#### Prompt
Reproduce all records verbatim.

#### Extracted records

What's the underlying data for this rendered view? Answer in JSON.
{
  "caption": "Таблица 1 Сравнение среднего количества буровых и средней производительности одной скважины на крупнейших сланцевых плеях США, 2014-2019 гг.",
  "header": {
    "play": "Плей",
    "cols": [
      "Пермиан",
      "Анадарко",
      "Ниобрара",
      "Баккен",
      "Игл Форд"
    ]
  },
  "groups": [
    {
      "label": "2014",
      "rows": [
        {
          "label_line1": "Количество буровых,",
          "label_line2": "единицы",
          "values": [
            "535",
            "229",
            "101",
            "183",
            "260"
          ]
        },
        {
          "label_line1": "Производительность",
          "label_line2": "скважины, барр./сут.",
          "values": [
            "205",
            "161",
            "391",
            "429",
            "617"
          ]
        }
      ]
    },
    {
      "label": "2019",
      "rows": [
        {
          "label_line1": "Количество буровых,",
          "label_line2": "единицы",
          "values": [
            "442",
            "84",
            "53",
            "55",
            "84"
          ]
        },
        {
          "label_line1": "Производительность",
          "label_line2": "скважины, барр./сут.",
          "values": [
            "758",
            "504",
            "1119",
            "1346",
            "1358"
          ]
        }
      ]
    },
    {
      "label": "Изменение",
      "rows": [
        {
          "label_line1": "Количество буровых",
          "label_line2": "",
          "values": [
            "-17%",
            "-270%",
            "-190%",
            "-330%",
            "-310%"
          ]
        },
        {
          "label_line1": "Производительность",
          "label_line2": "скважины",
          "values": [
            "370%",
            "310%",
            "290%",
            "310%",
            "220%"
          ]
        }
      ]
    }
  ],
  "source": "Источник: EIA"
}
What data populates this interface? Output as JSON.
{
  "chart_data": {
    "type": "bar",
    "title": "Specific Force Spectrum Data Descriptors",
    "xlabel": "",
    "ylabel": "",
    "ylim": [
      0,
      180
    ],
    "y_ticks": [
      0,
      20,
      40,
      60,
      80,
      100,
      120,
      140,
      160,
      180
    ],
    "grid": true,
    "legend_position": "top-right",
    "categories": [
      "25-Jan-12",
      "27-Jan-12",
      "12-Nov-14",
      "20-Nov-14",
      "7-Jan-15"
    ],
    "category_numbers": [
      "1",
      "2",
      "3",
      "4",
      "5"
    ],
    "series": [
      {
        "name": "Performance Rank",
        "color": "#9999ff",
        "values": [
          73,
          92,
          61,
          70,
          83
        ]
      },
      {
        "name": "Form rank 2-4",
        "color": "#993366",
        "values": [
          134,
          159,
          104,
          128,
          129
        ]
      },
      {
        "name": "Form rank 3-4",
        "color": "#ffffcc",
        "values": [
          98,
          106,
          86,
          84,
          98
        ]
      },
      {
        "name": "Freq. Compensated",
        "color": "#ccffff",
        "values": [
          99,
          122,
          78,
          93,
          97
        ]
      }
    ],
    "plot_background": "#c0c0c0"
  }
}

#### Solved problem
What's the underlying data for this rendered view? Answer in JSON.
{
  "caption": "Таблица 1 Сравнение среднего количества буровых и средней производительности одной скважины на крупнейших сланцевых плеях США, 2014-2019 гг.",
  "header": {
    "play": "Плей",
    "cols": [
      "Пермиан",
      "Анадарко",
      "Ниобрара",
      "Баккен",
      "Игл Форд"
    ]
  },
  "groups": [
    {
      "label": "2014",
      "rows": [
        {
          "label_line1": "Количество буровых,",
          "label_line2": "единицы",
          "values": [
            "535",
            "229",
            "101",
            "183",
            "260"
          ]
        },
        {
          "label_line1": "Производительность",
          "label_line2": "скважины, барр./сут.",
          "values": [
            "205",
            "161",
            "391",
            "429",
            "617"
          ]
        }
      ]
    },
    {
      "label": "2019",
      "rows": [
        {
          "label_line1": "Количество буровых,",
          "label_line2": "единицы",
          "values": [
            "442",
            "84",
            "53",
            "55",
            "84"
          ]
        },
        {
          "label_line1": "Производительность",
          "label_line2": "скважины, барр./сут.",
          "values": [
            "758",
            "504",
            "1119",
            "1346",
            "1358"
          ]
        }
      ]
    },
    {
      "label": "Изменение",
      "rows": [
        {
          "label_line1": "Количество буровых",
          "label_line2": "",
          "values": [
            "-17%",
            "-270%",
            "-190%",
            "-330%",
            "-310%"
          ]
        },
        {
          "label_line1": "Производительность",
          "label_line2": "скважины",
          "values": [
            "370%",
            "310%",
            "290%",
            "310%",
            "220%"
          ]
        }
      ]
    }
  ],
  "source": "Источник: EIA"
}
What data populates this interface? Output as JSON.
{
  "chart_data": {
    "type": "bar",
    "title": "Specific Force Spectrum Data Descriptors",
    "xlabel": "",
    "ylabel": "",
    "ylim": [
      0,
      180
    ],
    "y_ticks": [
      0,
      20,
      40,
      60,
      80,
      100,
      120,
      140,
      160,
      180
    ],
    "grid": true,
    "legend_position": "top-right",
    "categories": [
      "25-Jan-12",
      "27-Jan-12",
      "12-Nov-14",
      "20-Nov-14",
      "7-Jan-15"
    ],
    "category_numbers": [
      "1",
      "2",
      "3",
      "4",
      "5"
    ],
    "series": [
      {
        "name": "Performance Rank",
        "color": "#9999ff",
        "values": [
          73,
          92,
          61,
          70,
          83
        ]
      },
      {
        "name": "Form rank 2-4",
        "color": "#993366",
        "values": [
          134,
          159,
          104,
          128,
          129
        ]
      },
      {
        "name": "Form rank 3-4",
        "color": "#ffffcc",
        "values": [
          98,
          106,
          86,
          84,
          98
        ]
      },
      {
        "name": "Freq. Compensated",
        "color": "#ccffff",
        "values": [
          99,
          122,
          78,
          93,
          97
        ]
      }
    ],
    "plot_background": "#c0c0c0"
  }
}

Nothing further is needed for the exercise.